**REQUIREMENTS:** Could you rewrite the stretch of entries from the line containing "data-label-box [633, 325, 712, 361]" through the line containing "data-label: 3,9% [88, 238, 136, 261]", both included, as a numbered list with blank lines omitted?

Annotated element listings
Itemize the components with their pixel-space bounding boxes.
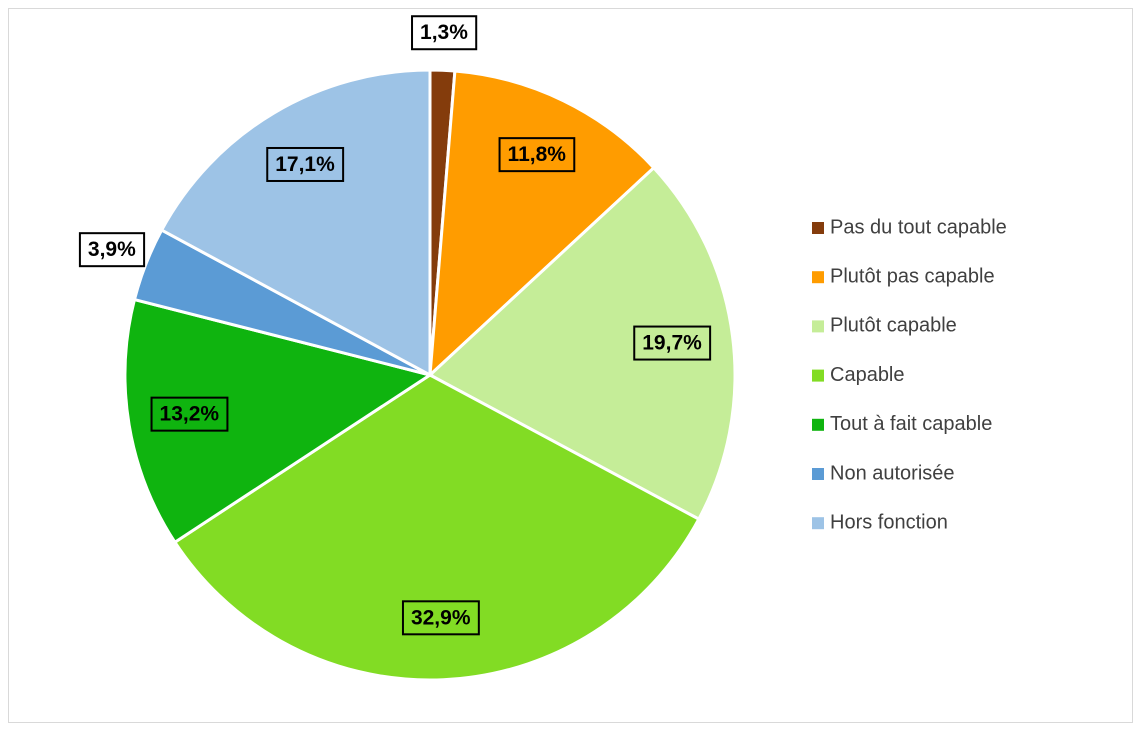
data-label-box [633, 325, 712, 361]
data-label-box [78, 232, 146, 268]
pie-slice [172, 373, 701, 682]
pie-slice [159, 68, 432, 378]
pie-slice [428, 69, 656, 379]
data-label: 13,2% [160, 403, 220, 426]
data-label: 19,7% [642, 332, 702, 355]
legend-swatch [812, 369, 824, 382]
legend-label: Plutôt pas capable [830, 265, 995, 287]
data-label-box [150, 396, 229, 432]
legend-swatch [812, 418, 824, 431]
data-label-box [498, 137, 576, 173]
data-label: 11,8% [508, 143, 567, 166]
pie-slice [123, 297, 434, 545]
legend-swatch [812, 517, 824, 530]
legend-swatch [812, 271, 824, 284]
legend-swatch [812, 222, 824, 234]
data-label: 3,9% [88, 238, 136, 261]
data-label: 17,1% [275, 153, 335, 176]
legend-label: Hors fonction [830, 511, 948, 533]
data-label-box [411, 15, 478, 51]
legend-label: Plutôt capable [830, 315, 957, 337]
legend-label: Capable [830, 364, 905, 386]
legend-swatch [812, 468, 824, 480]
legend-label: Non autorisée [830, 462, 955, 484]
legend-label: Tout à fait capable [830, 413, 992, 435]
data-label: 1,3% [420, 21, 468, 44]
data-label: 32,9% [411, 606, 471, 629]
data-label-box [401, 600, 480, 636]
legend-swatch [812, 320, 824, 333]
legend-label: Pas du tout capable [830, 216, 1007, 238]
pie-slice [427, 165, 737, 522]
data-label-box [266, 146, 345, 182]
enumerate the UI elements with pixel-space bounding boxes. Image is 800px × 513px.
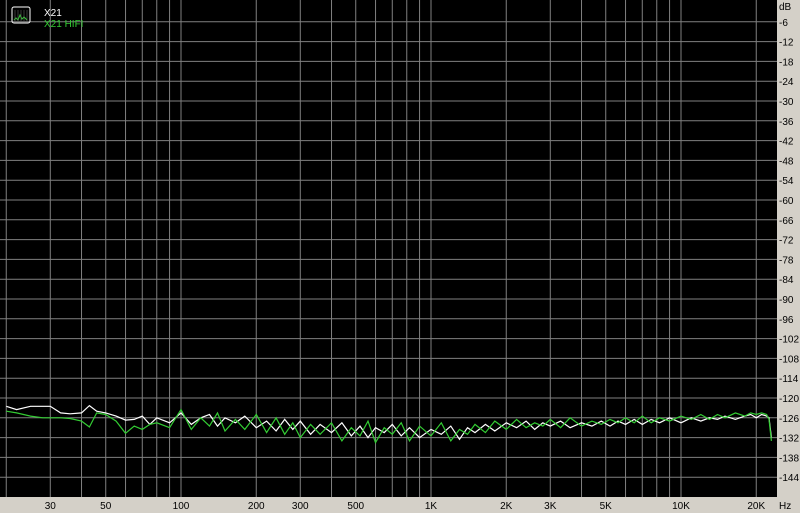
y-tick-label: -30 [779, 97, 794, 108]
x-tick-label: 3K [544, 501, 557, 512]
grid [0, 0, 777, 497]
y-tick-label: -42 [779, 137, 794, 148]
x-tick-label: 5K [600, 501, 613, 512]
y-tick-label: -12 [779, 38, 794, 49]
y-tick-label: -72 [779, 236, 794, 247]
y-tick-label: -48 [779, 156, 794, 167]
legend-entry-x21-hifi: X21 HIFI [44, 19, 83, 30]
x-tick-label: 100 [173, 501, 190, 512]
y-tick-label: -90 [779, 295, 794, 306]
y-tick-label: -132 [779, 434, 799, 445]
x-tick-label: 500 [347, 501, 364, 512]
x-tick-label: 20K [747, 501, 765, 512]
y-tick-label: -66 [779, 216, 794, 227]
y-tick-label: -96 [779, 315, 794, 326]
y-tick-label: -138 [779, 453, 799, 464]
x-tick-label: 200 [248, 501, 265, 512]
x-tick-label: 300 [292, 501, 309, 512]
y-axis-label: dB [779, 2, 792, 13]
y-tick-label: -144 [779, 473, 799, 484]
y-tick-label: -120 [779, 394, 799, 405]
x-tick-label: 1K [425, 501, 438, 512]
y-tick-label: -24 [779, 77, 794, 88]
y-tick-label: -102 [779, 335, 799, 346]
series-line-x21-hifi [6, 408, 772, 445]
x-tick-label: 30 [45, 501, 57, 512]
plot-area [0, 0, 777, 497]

**FULL ANSWER:**
1. data-label-box [633, 325, 712, 361]
2. data-label-box [78, 232, 146, 268]
3. pie-slice [172, 373, 701, 682]
4. pie-slice [159, 68, 432, 378]
5. pie-slice [428, 69, 656, 379]
6. data-label: 13,2% [160, 403, 220, 426]
7. data-label: 19,7% [642, 332, 702, 355]
8. legend-swatch [812, 369, 824, 382]
9. legend-label: Plutôt pas capable [830, 265, 995, 287]
10. data-label-box [150, 396, 229, 432]
11. legend-swatch [812, 418, 824, 431]
12. data-label-box [498, 137, 576, 173]
13. data-label: 11,8% [508, 143, 567, 166]
14. pie-slice [123, 297, 434, 545]
15. legend-swatch [812, 517, 824, 530]
16. legend-swatch [812, 271, 824, 284]
17. legend-swatch [812, 222, 824, 234]
18. data-label: 3,9% [88, 238, 136, 261]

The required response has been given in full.